Stated problem A: According to the Supreme Court order on amendments to the Federal Rules of Evidence, when do the amendments take effect?

Document section:
--- Begin ---

April 12, 2006
Honorable J. Dennis Hastert Speaker of the House of Representatives Washington, D.C. 20515 Dear Mr. Speaker: I have the honor to submit to the Congress the amendments to the Federal Rules of Evidence that have been adopted by the Supreme Court of the United States pursuant to Section 2072 of Title 28, United States Code. Accompanying these rules are excerpts from the report of the Judicial Conference of the United States containing the Committee Notes submitted to the Court for its consideration pursuant to Section 331 of Title 28, United States Code. Sincerely, /s/ John G. Roberts, Jr.
April 12, 2006
Honorable Dick Cheney President, United States Senate Washington, D.C. 20510 Dear Mr. President: I have the honor to submit to the Congress the amendments to the Federal Rules of Evidence that have been adopted by the Supreme Court of the United States pursuant to Section 2072 of Title 28, United States Code. Accompanying these rules are excerpts from the report of the Judicial Conference of the United States containing the Committee Notes submitted to the Court for its consideration pursuant to Section 331 of Title 28, United States Code. Sincerely, /s/ John G. Roberts, Jr.
April 12, 2006
SUPREME COURT OF THE UNITED STATES
ORDERED: 1. That the Federal Rules of Evidence be, and they hereby are, amended by including therein the amendments to Evidence Rules 404, 408, 606, and 609. [See infra., pp. .]
2. That the foregoing amendments to the Federal Rules of Evidence shall take effect on December 1, 2006, and shall govern in all proceedings thereafter commenced and, insofar as just and practicable, all proceedings then pending. 3. That THE CHIEF JUSTICE be, and hereby is, authorized to transmit to the Congress the foregoing amendments to the Federal Rules of Evidence in accordance with the provisions of Section 2072 of Title 28, United States Code.

--- End ---

Dataset:
--- Begin ---

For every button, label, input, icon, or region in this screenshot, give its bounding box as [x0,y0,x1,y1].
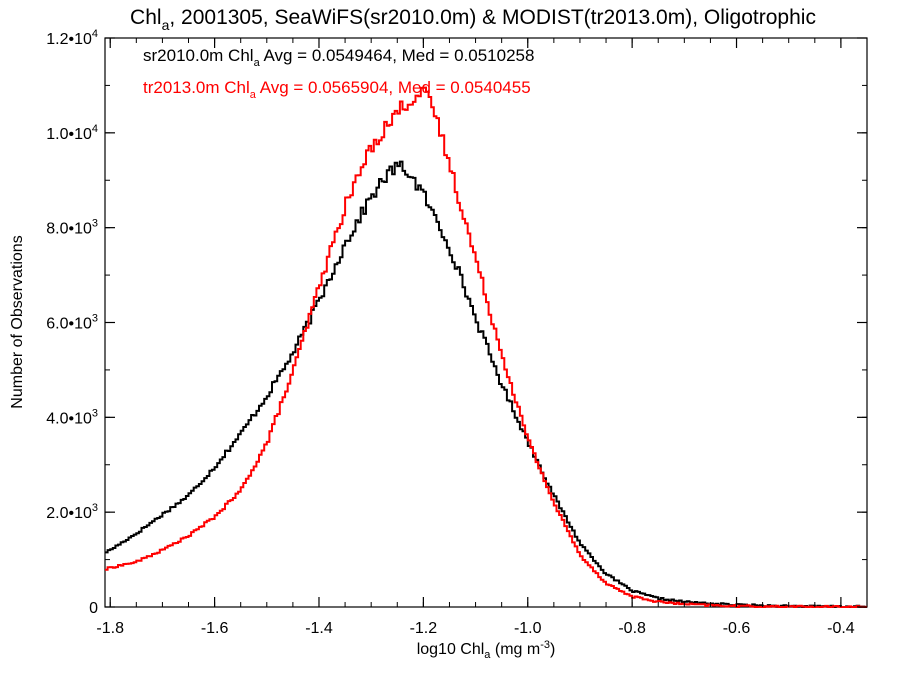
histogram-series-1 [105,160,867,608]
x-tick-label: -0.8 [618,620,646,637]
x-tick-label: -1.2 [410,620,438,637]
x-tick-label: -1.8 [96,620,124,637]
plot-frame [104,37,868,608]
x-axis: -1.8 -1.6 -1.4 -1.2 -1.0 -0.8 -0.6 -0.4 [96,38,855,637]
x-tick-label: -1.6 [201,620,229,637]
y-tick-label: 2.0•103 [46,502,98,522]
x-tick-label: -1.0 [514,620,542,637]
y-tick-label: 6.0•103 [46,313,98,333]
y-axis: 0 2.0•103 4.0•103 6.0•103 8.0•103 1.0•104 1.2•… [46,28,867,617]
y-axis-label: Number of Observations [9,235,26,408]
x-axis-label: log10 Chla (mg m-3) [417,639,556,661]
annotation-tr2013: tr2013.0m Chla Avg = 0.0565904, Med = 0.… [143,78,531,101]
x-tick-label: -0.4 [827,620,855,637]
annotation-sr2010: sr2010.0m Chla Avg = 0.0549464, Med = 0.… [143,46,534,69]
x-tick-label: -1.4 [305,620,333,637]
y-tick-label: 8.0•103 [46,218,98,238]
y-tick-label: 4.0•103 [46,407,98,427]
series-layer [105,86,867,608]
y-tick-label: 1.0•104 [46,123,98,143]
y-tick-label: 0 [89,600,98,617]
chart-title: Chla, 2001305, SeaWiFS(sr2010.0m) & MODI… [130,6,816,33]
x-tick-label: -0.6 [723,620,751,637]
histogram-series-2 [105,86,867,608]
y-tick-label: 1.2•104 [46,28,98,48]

--- End ---
--- Begin ---

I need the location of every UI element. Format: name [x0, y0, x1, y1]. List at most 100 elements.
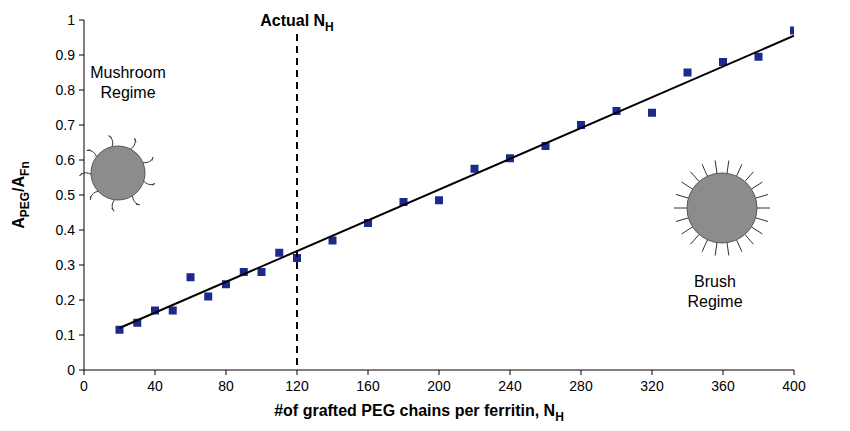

--- End ---

Stated problem B: Print the records starting with the line that contains "For every button, label, input, icon, or" and going on through the line that contains "x-tick-label: -0.6 [723,620,751,637]", word for word, omitting the pictures.

Full answer A: December 1, 2006

Full answer B:
For every button, label, input, icon, or region in this screenshot, give its bounding box as [x0,y0,x1,y1].
histogram-series-1 [105,160,867,608]
x-tick-label: -0.8 [618,620,646,637]
x-tick-label: -1.2 [410,620,438,637]
x-tick-label: -1.8 [96,620,124,637]
plot-frame [104,37,868,608]
x-axis: -1.8 -1.6 -1.4 -1.2 -1.0 -0.8 -0.6 -0.4 [96,38,855,637]
x-tick-label: -1.6 [201,620,229,637]
y-tick-label: 2.0•103 [46,502,98,522]
x-tick-label: -1.0 [514,620,542,637]
y-tick-label: 6.0•103 [46,313,98,333]
y-axis: 0 2.0•103 4.0•103 6.0•103 8.0•103 1.0•104 1.2•… [46,28,867,617]
y-axis-label: Number of Observations [9,235,26,408]
x-axis-label: log10 Chla (mg m-3) [417,639,556,661]
annotation-tr2013: tr2013.0m Chla Avg = 0.0565904, Med = 0.… [143,78,531,101]
x-tick-label: -0.4 [827,620,855,637]
annotation-sr2010: sr2010.0m Chla Avg = 0.0549464, Med = 0.… [143,46,534,69]
x-tick-label: -1.4 [305,620,333,637]
y-tick-label: 8.0•103 [46,218,98,238]
y-tick-label: 4.0•103 [46,407,98,427]
series-layer [105,86,867,608]
y-tick-label: 1.0•104 [46,123,98,143]
y-tick-label: 0 [89,600,98,617]
chart-title: Chla, 2001305, SeaWiFS(sr2010.0m) & MODI… [130,6,816,33]
x-tick-label: -0.6 [723,620,751,637]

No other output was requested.